### Request
Rewrite the records below, renaming each "series-line" to "trend-line" and leaving everything else unchanged.
-- START OF Record set --
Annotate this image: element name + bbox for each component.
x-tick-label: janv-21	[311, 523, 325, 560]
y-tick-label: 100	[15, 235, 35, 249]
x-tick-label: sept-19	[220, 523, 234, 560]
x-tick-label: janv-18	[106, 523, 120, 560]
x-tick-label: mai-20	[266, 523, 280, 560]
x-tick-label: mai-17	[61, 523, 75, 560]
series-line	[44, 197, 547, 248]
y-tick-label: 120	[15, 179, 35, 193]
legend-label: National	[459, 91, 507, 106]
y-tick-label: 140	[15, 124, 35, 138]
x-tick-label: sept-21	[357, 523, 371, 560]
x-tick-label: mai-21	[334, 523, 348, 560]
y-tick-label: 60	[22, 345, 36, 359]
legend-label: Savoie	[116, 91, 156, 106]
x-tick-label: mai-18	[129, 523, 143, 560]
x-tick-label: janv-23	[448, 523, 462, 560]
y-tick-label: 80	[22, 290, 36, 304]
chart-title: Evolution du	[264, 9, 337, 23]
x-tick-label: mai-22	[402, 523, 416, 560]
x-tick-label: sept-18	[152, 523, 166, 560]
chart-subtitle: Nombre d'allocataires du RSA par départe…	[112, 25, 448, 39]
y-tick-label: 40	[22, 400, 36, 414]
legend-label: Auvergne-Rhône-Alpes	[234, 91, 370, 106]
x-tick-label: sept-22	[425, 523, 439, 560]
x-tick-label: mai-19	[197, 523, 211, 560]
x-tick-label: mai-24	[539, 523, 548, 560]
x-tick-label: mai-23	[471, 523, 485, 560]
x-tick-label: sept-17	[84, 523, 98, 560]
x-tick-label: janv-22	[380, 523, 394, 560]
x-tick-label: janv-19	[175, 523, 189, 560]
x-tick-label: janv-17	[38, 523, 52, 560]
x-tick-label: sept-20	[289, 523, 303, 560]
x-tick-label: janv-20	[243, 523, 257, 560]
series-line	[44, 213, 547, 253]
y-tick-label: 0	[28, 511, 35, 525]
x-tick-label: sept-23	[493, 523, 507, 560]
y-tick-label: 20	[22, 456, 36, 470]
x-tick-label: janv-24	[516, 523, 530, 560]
-- END OF Record set --
### Output below
Annotate this image: element name + bbox for each component.
x-tick-label: janv-21	[311, 523, 325, 560]
y-tick-label: 100	[15, 235, 35, 249]
x-tick-label: sept-19	[220, 523, 234, 560]
x-tick-label: janv-18	[106, 523, 120, 560]
x-tick-label: mai-20	[266, 523, 280, 560]
x-tick-label: mai-17	[61, 523, 75, 560]
trend-line	[44, 197, 547, 248]
y-tick-label: 120	[15, 179, 35, 193]
legend-label: National	[459, 91, 507, 106]
y-tick-label: 140	[15, 124, 35, 138]
x-tick-label: sept-21	[357, 523, 371, 560]
x-tick-label: mai-21	[334, 523, 348, 560]
y-tick-label: 60	[22, 345, 36, 359]
legend-label: Savoie	[116, 91, 156, 106]
x-tick-label: mai-18	[129, 523, 143, 560]
x-tick-label: janv-23	[448, 523, 462, 560]
y-tick-label: 80	[22, 290, 36, 304]
chart-title: Evolution du	[264, 9, 337, 23]
x-tick-label: mai-22	[402, 523, 416, 560]
x-tick-label: sept-18	[152, 523, 166, 560]
chart-subtitle: Nombre d'allocataires du RSA par départe…	[112, 25, 448, 39]
y-tick-label: 40	[22, 400, 36, 414]
legend-label: Auvergne-Rhône-Alpes	[234, 91, 370, 106]
x-tick-label: sept-22	[425, 523, 439, 560]
x-tick-label: mai-19	[197, 523, 211, 560]
x-tick-label: mai-24	[539, 523, 548, 560]
x-tick-label: mai-23	[471, 523, 485, 560]
x-tick-label: sept-17	[84, 523, 98, 560]
x-tick-label: janv-22	[380, 523, 394, 560]
x-tick-label: janv-19	[175, 523, 189, 560]
x-tick-label: janv-17	[38, 523, 52, 560]
x-tick-label: sept-20	[289, 523, 303, 560]
x-tick-label: janv-20	[243, 523, 257, 560]
trend-line	[44, 213, 547, 253]
y-tick-label: 0	[28, 511, 35, 525]
x-tick-label: sept-23	[493, 523, 507, 560]
y-tick-label: 20	[22, 456, 36, 470]
x-tick-label: janv-24	[516, 523, 530, 560]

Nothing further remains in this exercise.